-- start RECORDS PROVIDED --
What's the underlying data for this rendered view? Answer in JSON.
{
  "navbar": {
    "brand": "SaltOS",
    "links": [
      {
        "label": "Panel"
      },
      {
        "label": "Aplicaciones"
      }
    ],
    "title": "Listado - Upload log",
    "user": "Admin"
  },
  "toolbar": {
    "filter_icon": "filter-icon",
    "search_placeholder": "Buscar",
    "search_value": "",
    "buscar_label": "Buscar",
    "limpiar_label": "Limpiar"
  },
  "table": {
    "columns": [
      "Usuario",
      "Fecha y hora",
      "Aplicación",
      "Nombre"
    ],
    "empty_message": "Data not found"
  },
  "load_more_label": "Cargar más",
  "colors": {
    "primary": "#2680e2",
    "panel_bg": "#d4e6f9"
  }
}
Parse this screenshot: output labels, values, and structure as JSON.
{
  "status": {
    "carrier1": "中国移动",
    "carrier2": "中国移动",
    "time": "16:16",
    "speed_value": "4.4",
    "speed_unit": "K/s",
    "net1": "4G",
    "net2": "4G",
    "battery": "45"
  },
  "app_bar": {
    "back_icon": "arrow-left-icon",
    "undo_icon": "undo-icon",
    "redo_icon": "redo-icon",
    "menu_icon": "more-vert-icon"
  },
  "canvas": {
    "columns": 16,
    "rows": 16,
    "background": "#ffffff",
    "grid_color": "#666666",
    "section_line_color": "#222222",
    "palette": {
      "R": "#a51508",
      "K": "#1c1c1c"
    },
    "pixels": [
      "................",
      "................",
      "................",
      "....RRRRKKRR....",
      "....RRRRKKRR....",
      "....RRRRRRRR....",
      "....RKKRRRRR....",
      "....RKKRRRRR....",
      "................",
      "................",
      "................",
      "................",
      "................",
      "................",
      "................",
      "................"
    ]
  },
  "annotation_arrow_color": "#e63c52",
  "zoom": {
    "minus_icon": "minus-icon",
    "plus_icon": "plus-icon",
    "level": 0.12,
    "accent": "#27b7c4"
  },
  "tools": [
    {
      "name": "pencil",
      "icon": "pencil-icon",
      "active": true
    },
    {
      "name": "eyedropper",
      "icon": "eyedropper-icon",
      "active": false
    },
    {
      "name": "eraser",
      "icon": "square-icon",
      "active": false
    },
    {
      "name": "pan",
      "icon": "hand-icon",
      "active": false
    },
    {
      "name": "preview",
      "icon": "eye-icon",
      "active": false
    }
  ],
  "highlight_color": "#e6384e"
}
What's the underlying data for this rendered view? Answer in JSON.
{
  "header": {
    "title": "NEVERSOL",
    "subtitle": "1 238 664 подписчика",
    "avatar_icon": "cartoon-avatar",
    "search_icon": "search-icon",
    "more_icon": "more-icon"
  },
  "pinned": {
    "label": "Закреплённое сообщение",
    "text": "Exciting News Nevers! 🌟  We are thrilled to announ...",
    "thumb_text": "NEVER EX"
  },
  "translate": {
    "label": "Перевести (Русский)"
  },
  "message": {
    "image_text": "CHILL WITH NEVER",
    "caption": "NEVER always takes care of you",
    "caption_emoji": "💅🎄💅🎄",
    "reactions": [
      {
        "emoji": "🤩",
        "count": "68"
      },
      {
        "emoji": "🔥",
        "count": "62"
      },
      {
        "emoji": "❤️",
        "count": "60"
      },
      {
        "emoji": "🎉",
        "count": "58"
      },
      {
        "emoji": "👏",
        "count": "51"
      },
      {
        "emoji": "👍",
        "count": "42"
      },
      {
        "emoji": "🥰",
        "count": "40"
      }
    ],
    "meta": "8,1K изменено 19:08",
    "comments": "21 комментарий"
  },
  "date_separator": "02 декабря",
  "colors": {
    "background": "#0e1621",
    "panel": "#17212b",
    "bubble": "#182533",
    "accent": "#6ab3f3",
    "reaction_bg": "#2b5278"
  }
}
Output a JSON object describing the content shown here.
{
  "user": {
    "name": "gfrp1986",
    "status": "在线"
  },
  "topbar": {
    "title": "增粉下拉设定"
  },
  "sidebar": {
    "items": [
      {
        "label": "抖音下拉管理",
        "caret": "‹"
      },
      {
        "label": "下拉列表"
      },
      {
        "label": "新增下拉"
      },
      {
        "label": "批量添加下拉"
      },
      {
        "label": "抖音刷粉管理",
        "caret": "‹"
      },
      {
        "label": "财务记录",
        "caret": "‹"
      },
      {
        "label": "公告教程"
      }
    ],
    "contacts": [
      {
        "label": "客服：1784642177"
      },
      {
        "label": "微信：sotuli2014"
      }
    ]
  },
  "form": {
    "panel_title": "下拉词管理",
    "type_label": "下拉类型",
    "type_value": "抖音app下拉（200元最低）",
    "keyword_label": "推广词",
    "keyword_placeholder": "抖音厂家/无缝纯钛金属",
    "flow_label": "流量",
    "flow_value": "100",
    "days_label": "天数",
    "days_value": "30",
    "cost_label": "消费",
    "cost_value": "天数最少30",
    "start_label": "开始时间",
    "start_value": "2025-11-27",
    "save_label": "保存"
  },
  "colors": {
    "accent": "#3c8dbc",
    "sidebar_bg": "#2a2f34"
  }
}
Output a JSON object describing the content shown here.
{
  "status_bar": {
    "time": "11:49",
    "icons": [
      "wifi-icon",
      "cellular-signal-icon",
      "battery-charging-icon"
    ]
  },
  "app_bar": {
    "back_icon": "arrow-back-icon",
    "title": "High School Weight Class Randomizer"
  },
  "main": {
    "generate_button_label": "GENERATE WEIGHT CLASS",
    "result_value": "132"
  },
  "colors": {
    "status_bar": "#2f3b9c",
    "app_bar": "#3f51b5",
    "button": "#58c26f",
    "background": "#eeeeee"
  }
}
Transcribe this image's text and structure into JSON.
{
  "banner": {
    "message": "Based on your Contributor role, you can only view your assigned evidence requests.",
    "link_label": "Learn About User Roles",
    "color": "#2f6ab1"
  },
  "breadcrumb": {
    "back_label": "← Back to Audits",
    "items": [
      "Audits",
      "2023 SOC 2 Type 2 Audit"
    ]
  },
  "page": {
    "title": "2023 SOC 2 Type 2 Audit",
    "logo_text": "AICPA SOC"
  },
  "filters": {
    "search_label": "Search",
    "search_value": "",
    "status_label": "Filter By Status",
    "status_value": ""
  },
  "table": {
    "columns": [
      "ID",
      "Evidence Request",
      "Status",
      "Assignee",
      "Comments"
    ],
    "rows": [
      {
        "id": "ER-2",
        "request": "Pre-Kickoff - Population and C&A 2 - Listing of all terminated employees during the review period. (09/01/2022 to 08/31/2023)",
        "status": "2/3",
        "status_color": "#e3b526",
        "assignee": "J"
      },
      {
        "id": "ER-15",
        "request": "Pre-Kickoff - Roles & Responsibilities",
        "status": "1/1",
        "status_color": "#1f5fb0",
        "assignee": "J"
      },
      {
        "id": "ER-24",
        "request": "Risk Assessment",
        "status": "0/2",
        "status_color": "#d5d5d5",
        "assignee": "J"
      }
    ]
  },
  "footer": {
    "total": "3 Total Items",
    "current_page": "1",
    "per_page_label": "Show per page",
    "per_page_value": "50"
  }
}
-- end RECORDS PROVIDED --
## WHAT THE TASK REQUIRES:
Extract the full listing above without altering anything.

## SOLUTION:
What's the underlying data for this rendered view? Answer in JSON.
{
  "navbar": {
    "brand": "SaltOS",
    "links": [
      {
        "label": "Panel"
      },
      {
        "label": "Aplicaciones"
      }
    ],
    "title": "Listado - Upload log",
    "user": "Admin"
  },
  "toolbar": {
    "filter_icon": "filter-icon",
    "search_placeholder": "Buscar",
    "search_value": "",
    "buscar_label": "Buscar",
    "limpiar_label": "Limpiar"
  },
  "table": {
    "columns": [
      "Usuario",
      "Fecha y hora",
      "Aplicación",
      "Nombre"
    ],
    "empty_message": "Data not found"
  },
  "load_more_label": "Cargar más",
  "colors": {
    "primary": "#2680e2",
    "panel_bg": "#d4e6f9"
  }
}
Parse this screenshot: output labels, values, and structure as JSON.
{
  "status": {
    "carrier1": "中国移动",
    "carrier2": "中国移动",
    "time": "16:16",
    "speed_value": "4.4",
    "speed_unit": "K/s",
    "net1": "4G",
    "net2": "4G",
    "battery": "45"
  },
  "app_bar": {
    "back_icon": "arrow-left-icon",
    "undo_icon": "undo-icon",
    "redo_icon": "redo-icon",
    "menu_icon": "more-vert-icon"
  },
  "canvas": {
    "columns": 16,
    "rows": 16,
    "background": "#ffffff",
    "grid_color": "#666666",
    "section_line_color": "#222222",
    "palette": {
      "R": "#a51508",
      "K": "#1c1c1c"
    },
    "pixels": [
      "................",
      "................",
      "................",
      "....RRRRKKRR....",
      "....RRRRKKRR....",
      "....RRRRRRRR....",
      "....RKKRRRRR....",
      "....RKKRRRRR....",
      "................",
      "................",
      "................",
      "................",
      "................",
      "................",
      "................",
      "................"
    ]
  },
  "annotation_arrow_color": "#e63c52",
  "zoom": {
    "minus_icon": "minus-icon",
    "plus_icon": "plus-icon",
    "level": 0.12,
    "accent": "#27b7c4"
  },
  "tools": [
    {
      "name": "pencil",
      "icon": "pencil-icon",
      "active": true
    },
    {
      "name": "eyedropper",
      "icon": "eyedropper-icon",
      "active": false
    },
    {
      "name": "eraser",
      "icon": "square-icon",
      "active": false
    },
    {
      "name": "pan",
      "icon": "hand-icon",
      "active": false
    },
    {
      "name": "preview",
      "icon": "eye-icon",
      "active": false
    }
  ],
  "highlight_color": "#e6384e"
}
What's the underlying data for this rendered view? Answer in JSON.
{
  "header": {
    "title": "NEVERSOL",
    "subtitle": "1 238 664 подписчика",
    "avatar_icon": "cartoon-avatar",
    "search_icon": "search-icon",
    "more_icon": "more-icon"
  },
  "pinned": {
    "label": "Закреплённое сообщение",
    "text": "Exciting News Nevers! 🌟  We are thrilled to announ...",
    "thumb_text": "NEVER EX"
  },
  "translate": {
    "label": "Перевести (Русский)"
  },
  "message": {
    "image_text": "CHILL WITH NEVER",
    "caption": "NEVER always takes care of you",
    "caption_emoji": "💅🎄💅🎄",
    "reactions": [
      {
        "emoji": "🤩",
        "count": "68"
      },
      {
        "emoji": "🔥",
        "count": "62"
      },
      {
        "emoji": "❤️",
        "count": "60"
      },
      {
        "emoji": "🎉",
        "count": "58"
      },
      {
        "emoji": "👏",
        "count": "51"
      },
      {
        "emoji": "👍",
        "count": "42"
      },
      {
        "emoji": "🥰",
        "count": "40"
      }
    ],
    "meta": "8,1K изменено 19:08",
    "comments": "21 комментарий"
  },
  "date_separator": "02 декабря",
  "colors": {
    "background": "#0e1621",
    "panel": "#17212b",
    "bubble": "#182533",
    "accent": "#6ab3f3",
    "reaction_bg": "#2b5278"
  }
}
Output a JSON object describing the content shown here.
{
  "user": {
    "name": "gfrp1986",
    "status": "在线"
  },
  "topbar": {
    "title": "增粉下拉设定"
  },
  "sidebar": {
    "items": [
      {
        "label": "抖音下拉管理",
        "caret": "‹"
      },
      {
        "label": "下拉列表"
      },
      {
        "label": "新增下拉"
      },
      {
        "label": "批量添加下拉"
      },
      {
        "label": "抖音刷粉管理",
        "caret": "‹"
      },
      {
        "label": "财务记录",
        "caret": "‹"
      },
      {
        "label": "公告教程"
      }
    ],
    "contacts": [
      {
        "label": "客服：1784642177"
      },
      {
        "label": "微信：sotuli2014"
      }
    ]
  },
  "form": {
    "panel_title": "下拉词管理",
    "type_label": "下拉类型",
    "type_value": "抖音app下拉（200元最低）",
    "keyword_label": "推广词",
    "keyword_placeholder": "抖音厂家/无缝纯钛金属",
    "flow_label": "流量",
    "flow_value": "100",
    "days_label": "天数",
    "days_value": "30",
    "cost_label": "消费",
    "cost_value": "天数最少30",
    "start_label": "开始时间",
    "start_value": "2025-11-27",
    "save_label": "保存"
  },
  "colors": {
    "accent": "#3c8dbc",
    "sidebar_bg": "#2a2f34"
  }
}
Output a JSON object describing the content shown here.
{
  "status_bar": {
    "time": "11:49",
    "icons": [
      "wifi-icon",
      "cellular-signal-icon",
      "battery-charging-icon"
    ]
  },
  "app_bar": {
    "back_icon": "arrow-back-icon",
    "title": "High School Weight Class Randomizer"
  },
  "main": {
    "generate_button_label": "GENERATE WEIGHT CLASS",
    "result_value": "132"
  },
  "colors": {
    "status_bar": "#2f3b9c",
    "app_bar": "#3f51b5",
    "button": "#58c26f",
    "background": "#eeeeee"
  }
}
Transcribe this image's text and structure into JSON.
{
  "banner": {
    "message": "Based on your Contributor role, you can only view your assigned evidence requests.",
    "link_label": "Learn About User Roles",
    "color": "#2f6ab1"
  },
  "breadcrumb": {
    "back_label": "← Back to Audits",
    "items": [
      "Audits",
      "2023 SOC 2 Type 2 Audit"
    ]
  },
  "page": {
    "title": "2023 SOC 2 Type 2 Audit",
    "logo_text": "AICPA SOC"
  },
  "filters": {
    "search_label": "Search",
    "search_value": "",
    "status_label": "Filter By Status",
    "status_value": ""
  },
  "table": {
    "columns": [
      "ID",
      "Evidence Request",
      "Status",
      "Assignee",
      "Comments"
    ],
    "rows": [
      {
        "id": "ER-2",
        "request": "Pre-Kickoff - Population and C&A 2 - Listing of all terminated employees during the review period. (09/01/2022 to 08/31/2023)",
        "status": "2/3",
        "status_color": "#e3b526",
        "assignee": "J"
      },
      {
        "id": "ER-15",
        "request": "Pre-Kickoff - Roles & Responsibilities",
        "status": "1/1",
        "status_color": "#1f5fb0",
        "assignee": "J"
      },
      {
        "id": "ER-24",
        "request": "Risk Assessment",
        "status": "0/2",
        "status_color": "#d5d5d5",
        "assignee": "J"
      }
    ]
  },
  "footer": {
    "total": "3 Total Items",
    "current_page": "1",
    "per_page_label": "Show per page",
    "per_page_value": "50"
  }
}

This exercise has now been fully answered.